Short problem> Every record should be repeated exactly, except that pictures are left out.

BEGIN Dataset excerpts

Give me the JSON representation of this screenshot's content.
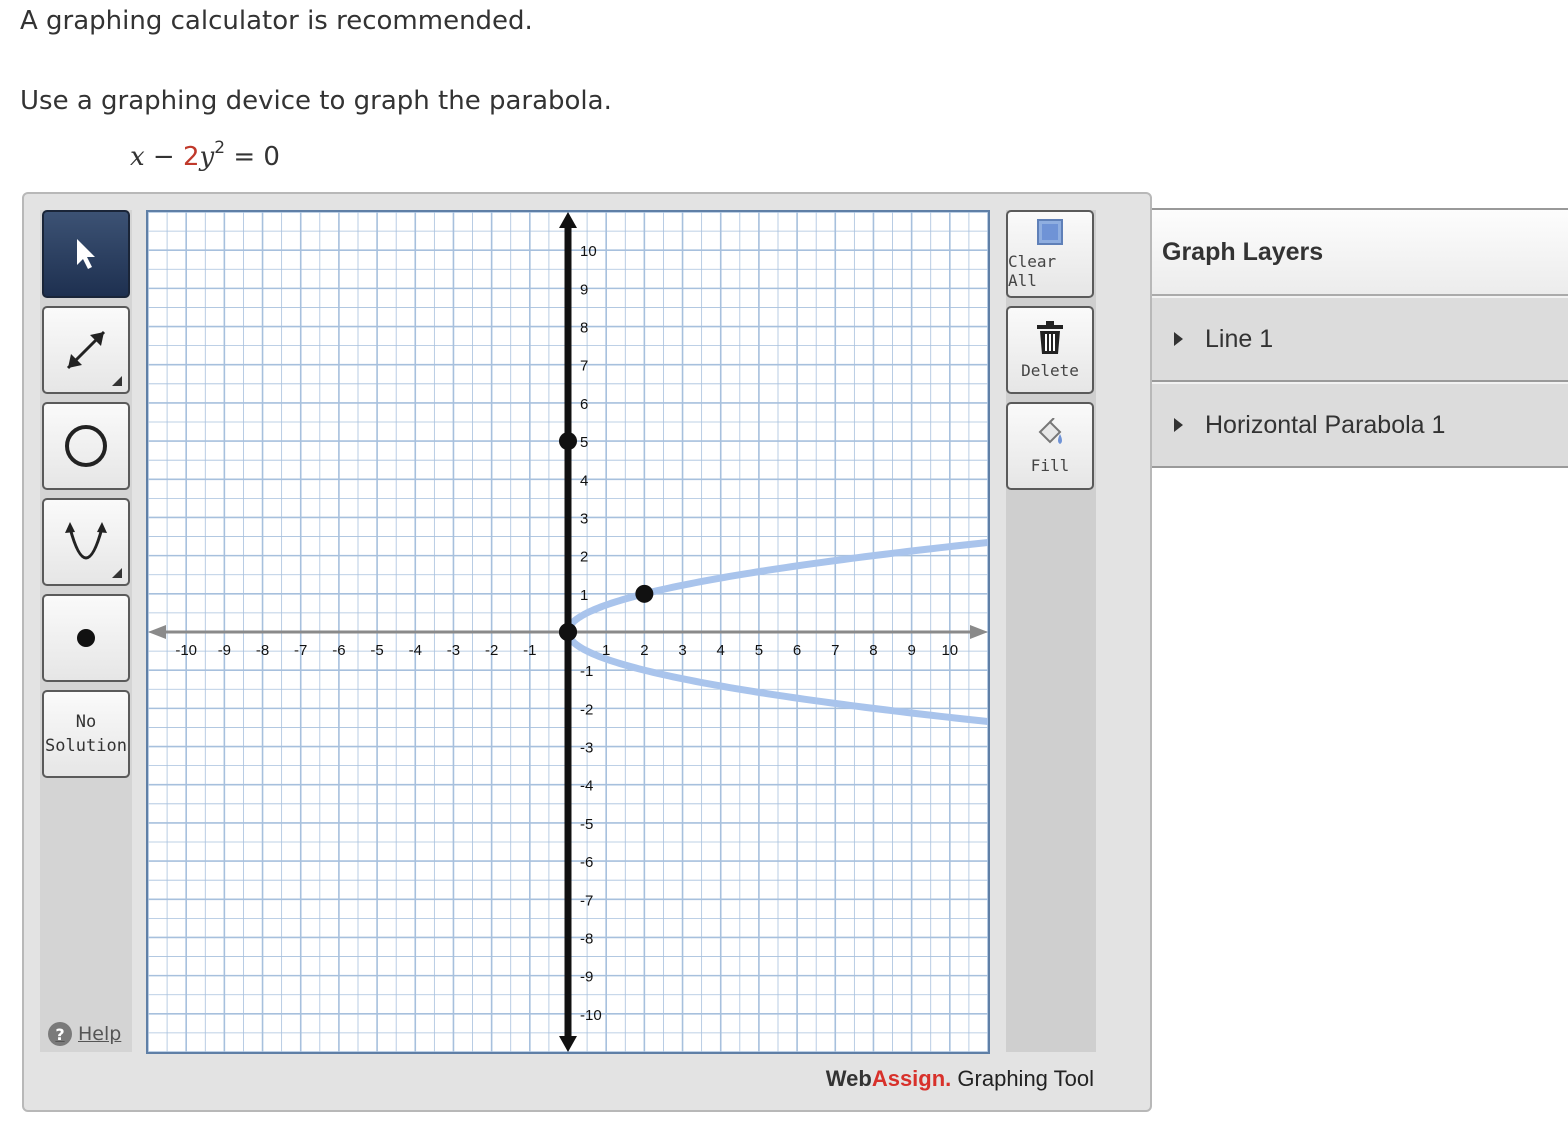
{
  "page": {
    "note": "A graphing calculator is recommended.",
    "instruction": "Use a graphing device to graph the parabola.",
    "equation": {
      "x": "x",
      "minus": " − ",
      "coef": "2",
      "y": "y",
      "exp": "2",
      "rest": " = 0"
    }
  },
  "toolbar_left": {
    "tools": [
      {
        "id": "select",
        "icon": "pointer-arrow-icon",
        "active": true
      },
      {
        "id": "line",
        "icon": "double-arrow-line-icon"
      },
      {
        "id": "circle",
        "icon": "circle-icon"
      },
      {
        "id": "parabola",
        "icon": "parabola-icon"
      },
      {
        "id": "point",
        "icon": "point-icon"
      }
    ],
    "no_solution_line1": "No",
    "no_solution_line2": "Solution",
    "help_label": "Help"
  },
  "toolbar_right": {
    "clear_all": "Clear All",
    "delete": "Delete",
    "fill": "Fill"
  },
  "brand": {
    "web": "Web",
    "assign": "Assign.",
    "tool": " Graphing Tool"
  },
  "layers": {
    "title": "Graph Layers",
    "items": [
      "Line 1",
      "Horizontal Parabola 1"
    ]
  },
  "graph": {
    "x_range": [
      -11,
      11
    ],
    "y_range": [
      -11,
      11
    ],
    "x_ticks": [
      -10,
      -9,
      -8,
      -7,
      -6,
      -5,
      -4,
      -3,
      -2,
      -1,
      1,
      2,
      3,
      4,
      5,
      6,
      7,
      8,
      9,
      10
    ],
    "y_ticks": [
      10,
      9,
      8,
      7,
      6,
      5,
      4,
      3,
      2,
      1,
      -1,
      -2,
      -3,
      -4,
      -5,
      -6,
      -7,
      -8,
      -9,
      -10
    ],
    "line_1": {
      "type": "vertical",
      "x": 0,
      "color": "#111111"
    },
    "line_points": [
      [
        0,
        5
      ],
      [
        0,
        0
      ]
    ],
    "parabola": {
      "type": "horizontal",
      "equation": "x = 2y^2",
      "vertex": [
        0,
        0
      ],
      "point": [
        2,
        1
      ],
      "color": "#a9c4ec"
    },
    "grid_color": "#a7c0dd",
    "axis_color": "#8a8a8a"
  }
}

END Dataset excerpts

Task answer>
Give me the JSON representation of this screenshot's content.
{
  "page": {
    "note": "A graphing calculator is recommended.",
    "instruction": "Use a graphing device to graph the parabola.",
    "equation": {
      "x": "x",
      "minus": " − ",
      "coef": "2",
      "y": "y",
      "exp": "2",
      "rest": " = 0"
    }
  },
  "toolbar_left": {
    "tools": [
      {
        "id": "select",
        "icon": "pointer-arrow-icon",
        "active": true
      },
      {
        "id": "line",
        "icon": "double-arrow-line-icon"
      },
      {
        "id": "circle",
        "icon": "circle-icon"
      },
      {
        "id": "parabola",
        "icon": "parabola-icon"
      },
      {
        "id": "point",
        "icon": "point-icon"
      }
    ],
    "no_solution_line1": "No",
    "no_solution_line2": "Solution",
    "help_label": "Help"
  },
  "toolbar_right": {
    "clear_all": "Clear All",
    "delete": "Delete",
    "fill": "Fill"
  },
  "brand": {
    "web": "Web",
    "assign": "Assign.",
    "tool": " Graphing Tool"
  },
  "layers": {
    "title": "Graph Layers",
    "items": [
      "Line 1",
      "Horizontal Parabola 1"
    ]
  },
  "graph": {
    "x_range": [
      -11,
      11
    ],
    "y_range": [
      -11,
      11
    ],
    "x_ticks": [
      -10,
      -9,
      -8,
      -7,
      -6,
      -5,
      -4,
      -3,
      -2,
      -1,
      1,
      2,
      3,
      4,
      5,
      6,
      7,
      8,
      9,
      10
    ],
    "y_ticks": [
      10,
      9,
      8,
      7,
      6,
      5,
      4,
      3,
      2,
      1,
      -1,
      -2,
      -3,
      -4,
      -5,
      -6,
      -7,
      -8,
      -9,
      -10
    ],
    "line_1": {
      "type": "vertical",
      "x": 0,
      "color": "#111111"
    },
    "line_points": [
      [
        0,
        5
      ],
      [
        0,
        0
      ]
    ],
    "parabola": {
      "type": "horizontal",
      "equation": "x = 2y^2",
      "vertex": [
        0,
        0
      ],
      "point": [
        2,
        1
      ],
      "color": "#a9c4ec"
    },
    "grid_color": "#a7c0dd",
    "axis_color": "#8a8a8a"
  }
}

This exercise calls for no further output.